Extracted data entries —
= = =

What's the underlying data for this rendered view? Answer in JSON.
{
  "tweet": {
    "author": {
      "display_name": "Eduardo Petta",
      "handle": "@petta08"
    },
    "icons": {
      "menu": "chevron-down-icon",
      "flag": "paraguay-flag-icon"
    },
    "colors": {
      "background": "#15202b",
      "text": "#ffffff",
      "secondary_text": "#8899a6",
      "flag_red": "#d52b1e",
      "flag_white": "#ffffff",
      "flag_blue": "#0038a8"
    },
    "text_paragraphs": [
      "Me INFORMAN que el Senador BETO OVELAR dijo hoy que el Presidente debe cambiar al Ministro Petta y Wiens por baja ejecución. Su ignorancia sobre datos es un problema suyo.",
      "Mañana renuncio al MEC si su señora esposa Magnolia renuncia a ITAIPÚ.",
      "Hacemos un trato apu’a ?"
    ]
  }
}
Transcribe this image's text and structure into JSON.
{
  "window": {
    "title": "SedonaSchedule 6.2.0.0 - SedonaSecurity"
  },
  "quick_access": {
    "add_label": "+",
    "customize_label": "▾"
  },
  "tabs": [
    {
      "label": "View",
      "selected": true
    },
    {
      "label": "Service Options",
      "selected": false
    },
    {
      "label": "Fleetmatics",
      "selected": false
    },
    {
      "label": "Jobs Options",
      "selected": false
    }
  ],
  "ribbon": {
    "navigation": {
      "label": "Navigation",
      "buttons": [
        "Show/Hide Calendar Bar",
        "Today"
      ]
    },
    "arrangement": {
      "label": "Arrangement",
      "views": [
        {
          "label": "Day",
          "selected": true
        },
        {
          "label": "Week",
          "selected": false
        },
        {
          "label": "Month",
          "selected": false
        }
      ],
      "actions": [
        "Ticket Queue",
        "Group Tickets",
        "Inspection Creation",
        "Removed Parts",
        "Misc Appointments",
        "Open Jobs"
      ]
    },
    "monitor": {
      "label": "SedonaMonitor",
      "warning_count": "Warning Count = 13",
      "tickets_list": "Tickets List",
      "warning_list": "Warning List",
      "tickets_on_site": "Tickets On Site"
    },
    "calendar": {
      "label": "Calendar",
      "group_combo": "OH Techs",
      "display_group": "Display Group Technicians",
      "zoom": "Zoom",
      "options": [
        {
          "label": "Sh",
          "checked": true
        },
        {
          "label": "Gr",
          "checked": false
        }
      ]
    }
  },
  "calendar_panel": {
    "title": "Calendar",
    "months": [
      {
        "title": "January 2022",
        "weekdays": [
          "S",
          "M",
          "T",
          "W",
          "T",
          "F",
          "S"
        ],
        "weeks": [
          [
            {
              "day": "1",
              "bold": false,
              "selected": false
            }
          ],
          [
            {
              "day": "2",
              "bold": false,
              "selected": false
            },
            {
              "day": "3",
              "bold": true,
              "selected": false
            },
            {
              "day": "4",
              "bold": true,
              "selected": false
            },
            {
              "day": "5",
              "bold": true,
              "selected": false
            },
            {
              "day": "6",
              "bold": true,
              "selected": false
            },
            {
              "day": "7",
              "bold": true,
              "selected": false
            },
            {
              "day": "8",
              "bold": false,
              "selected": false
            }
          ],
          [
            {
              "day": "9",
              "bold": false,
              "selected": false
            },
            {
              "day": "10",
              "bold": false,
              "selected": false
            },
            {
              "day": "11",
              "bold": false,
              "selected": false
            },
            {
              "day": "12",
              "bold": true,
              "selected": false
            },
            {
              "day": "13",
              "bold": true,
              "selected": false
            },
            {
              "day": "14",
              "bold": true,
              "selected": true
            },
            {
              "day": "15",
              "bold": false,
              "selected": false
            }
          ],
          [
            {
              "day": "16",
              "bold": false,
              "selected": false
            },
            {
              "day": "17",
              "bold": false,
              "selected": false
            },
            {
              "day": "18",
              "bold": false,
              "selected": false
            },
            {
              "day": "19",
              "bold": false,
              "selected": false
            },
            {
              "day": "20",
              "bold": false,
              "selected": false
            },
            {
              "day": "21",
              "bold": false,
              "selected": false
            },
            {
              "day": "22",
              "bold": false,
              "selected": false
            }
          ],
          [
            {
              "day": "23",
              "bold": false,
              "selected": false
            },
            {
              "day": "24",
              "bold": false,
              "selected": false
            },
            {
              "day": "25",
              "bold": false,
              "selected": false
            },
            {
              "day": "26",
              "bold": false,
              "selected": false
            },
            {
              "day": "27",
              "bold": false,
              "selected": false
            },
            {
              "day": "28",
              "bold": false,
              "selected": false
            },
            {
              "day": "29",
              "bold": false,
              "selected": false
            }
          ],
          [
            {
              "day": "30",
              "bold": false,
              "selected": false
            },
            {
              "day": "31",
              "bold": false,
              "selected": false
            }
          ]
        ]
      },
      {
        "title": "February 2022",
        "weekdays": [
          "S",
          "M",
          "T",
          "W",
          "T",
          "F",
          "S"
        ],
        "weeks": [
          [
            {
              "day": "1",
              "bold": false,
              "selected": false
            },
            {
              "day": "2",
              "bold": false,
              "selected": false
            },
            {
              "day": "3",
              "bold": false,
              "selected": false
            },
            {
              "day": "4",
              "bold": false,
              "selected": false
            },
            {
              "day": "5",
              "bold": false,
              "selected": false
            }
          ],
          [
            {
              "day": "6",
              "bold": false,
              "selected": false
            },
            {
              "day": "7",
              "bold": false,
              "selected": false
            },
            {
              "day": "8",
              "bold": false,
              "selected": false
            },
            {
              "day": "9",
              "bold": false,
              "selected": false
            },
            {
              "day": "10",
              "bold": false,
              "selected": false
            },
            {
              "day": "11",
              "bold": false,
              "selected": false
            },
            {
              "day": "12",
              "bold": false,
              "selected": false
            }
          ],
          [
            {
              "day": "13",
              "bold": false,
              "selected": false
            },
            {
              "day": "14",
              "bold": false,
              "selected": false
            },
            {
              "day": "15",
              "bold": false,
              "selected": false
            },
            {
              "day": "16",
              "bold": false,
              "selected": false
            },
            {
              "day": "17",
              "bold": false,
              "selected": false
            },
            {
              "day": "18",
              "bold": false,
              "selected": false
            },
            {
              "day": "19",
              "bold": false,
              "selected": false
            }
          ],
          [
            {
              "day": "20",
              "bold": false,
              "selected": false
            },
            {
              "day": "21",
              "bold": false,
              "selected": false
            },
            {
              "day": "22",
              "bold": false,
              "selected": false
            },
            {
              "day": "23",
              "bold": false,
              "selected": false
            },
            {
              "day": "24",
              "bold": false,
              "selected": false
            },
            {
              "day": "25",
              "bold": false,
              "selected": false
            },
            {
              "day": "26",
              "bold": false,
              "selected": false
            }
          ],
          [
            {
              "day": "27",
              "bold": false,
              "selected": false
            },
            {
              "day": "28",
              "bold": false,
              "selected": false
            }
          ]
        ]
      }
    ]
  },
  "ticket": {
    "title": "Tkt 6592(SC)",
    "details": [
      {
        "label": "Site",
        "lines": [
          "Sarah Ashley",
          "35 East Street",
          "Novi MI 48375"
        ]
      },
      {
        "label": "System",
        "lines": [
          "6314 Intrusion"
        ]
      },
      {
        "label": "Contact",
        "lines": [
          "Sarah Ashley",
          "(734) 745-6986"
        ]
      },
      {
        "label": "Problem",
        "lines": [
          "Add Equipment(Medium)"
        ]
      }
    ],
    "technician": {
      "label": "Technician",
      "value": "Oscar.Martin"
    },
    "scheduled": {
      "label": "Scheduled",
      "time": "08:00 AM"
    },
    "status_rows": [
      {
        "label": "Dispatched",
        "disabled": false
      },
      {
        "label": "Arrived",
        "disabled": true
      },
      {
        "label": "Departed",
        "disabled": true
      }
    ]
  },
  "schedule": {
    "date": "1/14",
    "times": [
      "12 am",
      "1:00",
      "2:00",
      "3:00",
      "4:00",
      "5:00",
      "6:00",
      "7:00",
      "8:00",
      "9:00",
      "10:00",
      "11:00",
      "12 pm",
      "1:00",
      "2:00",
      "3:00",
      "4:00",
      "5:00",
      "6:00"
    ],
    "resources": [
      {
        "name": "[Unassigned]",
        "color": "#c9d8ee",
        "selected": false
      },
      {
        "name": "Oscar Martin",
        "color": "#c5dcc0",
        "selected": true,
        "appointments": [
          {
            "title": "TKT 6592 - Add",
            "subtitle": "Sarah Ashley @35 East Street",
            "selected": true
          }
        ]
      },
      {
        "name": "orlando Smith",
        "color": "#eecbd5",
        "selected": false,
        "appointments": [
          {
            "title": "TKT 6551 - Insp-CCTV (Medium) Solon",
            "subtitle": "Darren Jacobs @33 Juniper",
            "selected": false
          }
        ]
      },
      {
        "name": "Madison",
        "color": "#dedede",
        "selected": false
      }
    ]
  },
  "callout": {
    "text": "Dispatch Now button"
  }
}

= = =

Task brief — Across the material above, count every line holding "East" and write down only the number.

Response — 2